Part of a data file:
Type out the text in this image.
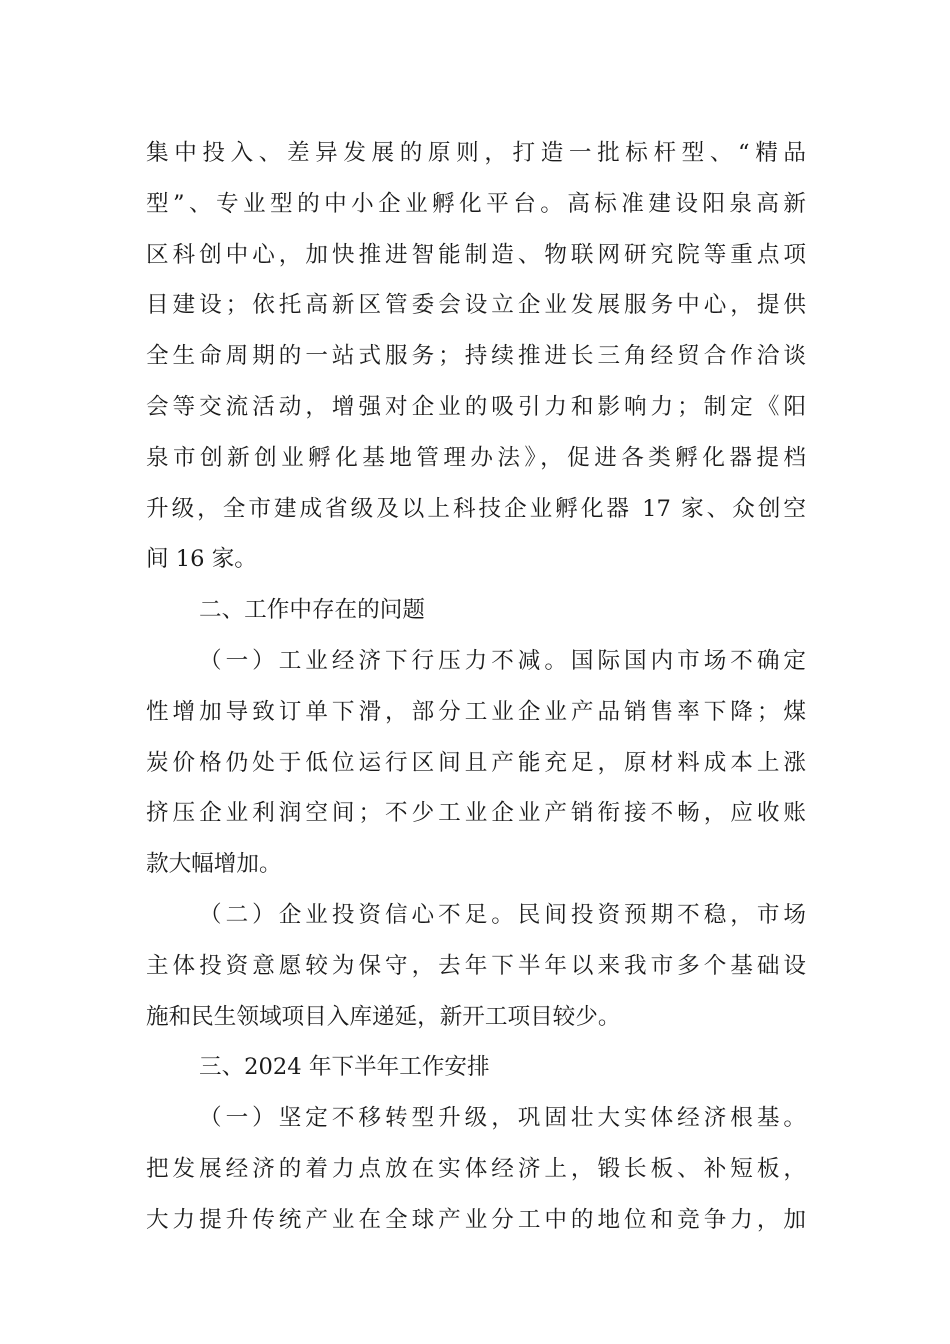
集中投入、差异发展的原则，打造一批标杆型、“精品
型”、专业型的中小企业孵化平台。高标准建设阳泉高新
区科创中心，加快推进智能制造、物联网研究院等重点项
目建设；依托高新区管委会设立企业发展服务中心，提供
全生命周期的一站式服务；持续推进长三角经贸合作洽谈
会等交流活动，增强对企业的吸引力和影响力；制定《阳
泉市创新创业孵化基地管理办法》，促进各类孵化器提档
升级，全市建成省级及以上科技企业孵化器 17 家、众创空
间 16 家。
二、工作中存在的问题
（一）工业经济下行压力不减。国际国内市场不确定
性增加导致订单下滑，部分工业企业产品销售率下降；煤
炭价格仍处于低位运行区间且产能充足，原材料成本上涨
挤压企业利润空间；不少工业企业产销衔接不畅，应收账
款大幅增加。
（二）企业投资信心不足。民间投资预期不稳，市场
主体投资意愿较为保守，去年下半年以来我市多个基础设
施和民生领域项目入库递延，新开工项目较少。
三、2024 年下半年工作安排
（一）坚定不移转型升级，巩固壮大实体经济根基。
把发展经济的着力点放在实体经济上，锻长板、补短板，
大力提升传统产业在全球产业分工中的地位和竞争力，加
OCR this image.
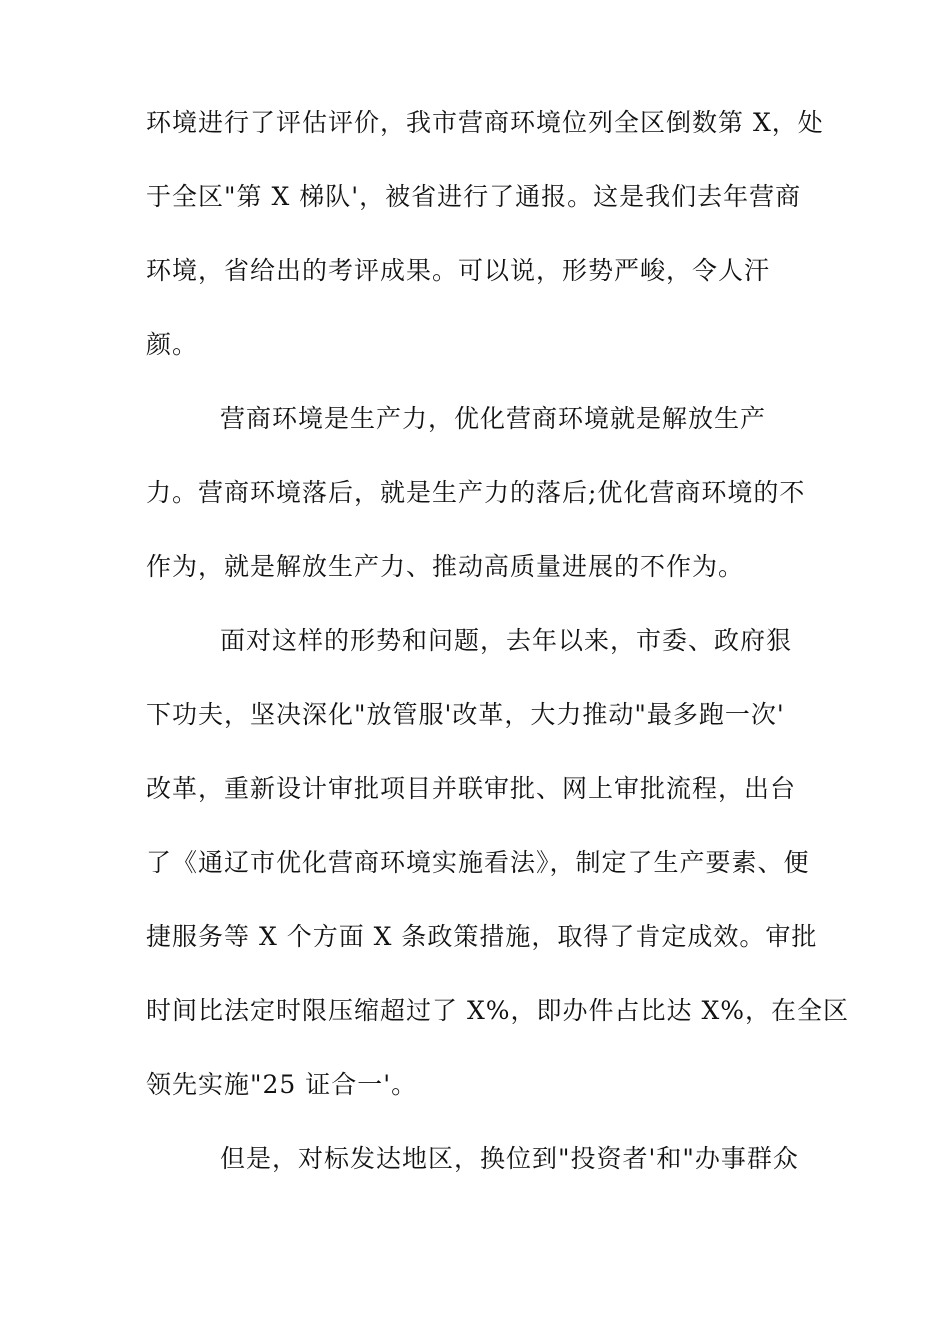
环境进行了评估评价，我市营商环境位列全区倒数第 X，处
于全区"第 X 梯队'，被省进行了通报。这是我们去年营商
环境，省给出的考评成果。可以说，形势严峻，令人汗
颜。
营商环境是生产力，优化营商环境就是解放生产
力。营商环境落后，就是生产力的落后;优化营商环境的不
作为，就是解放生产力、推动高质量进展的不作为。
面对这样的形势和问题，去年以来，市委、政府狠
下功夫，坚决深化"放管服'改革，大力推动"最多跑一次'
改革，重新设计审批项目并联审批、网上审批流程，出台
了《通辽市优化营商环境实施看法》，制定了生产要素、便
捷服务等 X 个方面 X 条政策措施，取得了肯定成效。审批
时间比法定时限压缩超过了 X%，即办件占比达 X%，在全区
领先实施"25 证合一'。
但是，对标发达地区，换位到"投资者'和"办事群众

THE TASK
Without the pictures, restate all of the entries above verbatim.

THE COMPLETED TASK
Type out the text in this image.
集中投入、差异发展的原则，打造一批标杆型、“精品
型”、专业型的中小企业孵化平台。高标准建设阳泉高新
区科创中心，加快推进智能制造、物联网研究院等重点项
目建设；依托高新区管委会设立企业发展服务中心，提供
全生命周期的一站式服务；持续推进长三角经贸合作洽谈
会等交流活动，增强对企业的吸引力和影响力；制定《阳
泉市创新创业孵化基地管理办法》，促进各类孵化器提档
升级，全市建成省级及以上科技企业孵化器 17 家、众创空
间 16 家。
二、工作中存在的问题
（一）工业经济下行压力不减。国际国内市场不确定
性增加导致订单下滑，部分工业企业产品销售率下降；煤
炭价格仍处于低位运行区间且产能充足，原材料成本上涨
挤压企业利润空间；不少工业企业产销衔接不畅，应收账
款大幅增加。
（二）企业投资信心不足。民间投资预期不稳，市场
主体投资意愿较为保守，去年下半年以来我市多个基础设
施和民生领域项目入库递延，新开工项目较少。
三、2024 年下半年工作安排
（一）坚定不移转型升级，巩固壮大实体经济根基。
把发展经济的着力点放在实体经济上，锻长板、补短板，
大力提升传统产业在全球产业分工中的地位和竞争力，加
OCR this image.
环境进行了评估评价，我市营商环境位列全区倒数第 X，处
于全区"第 X 梯队'，被省进行了通报。这是我们去年营商
环境，省给出的考评成果。可以说，形势严峻，令人汗
颜。
营商环境是生产力，优化营商环境就是解放生产
力。营商环境落后，就是生产力的落后;优化营商环境的不
作为，就是解放生产力、推动高质量进展的不作为。
面对这样的形势和问题，去年以来，市委、政府狠
下功夫，坚决深化"放管服'改革，大力推动"最多跑一次'
改革，重新设计审批项目并联审批、网上审批流程，出台
了《通辽市优化营商环境实施看法》，制定了生产要素、便
捷服务等 X 个方面 X 条政策措施，取得了肯定成效。审批
时间比法定时限压缩超过了 X%，即办件占比达 X%，在全区
领先实施"25 证合一'。
但是，对标发达地区，换位到"投资者'和"办事群众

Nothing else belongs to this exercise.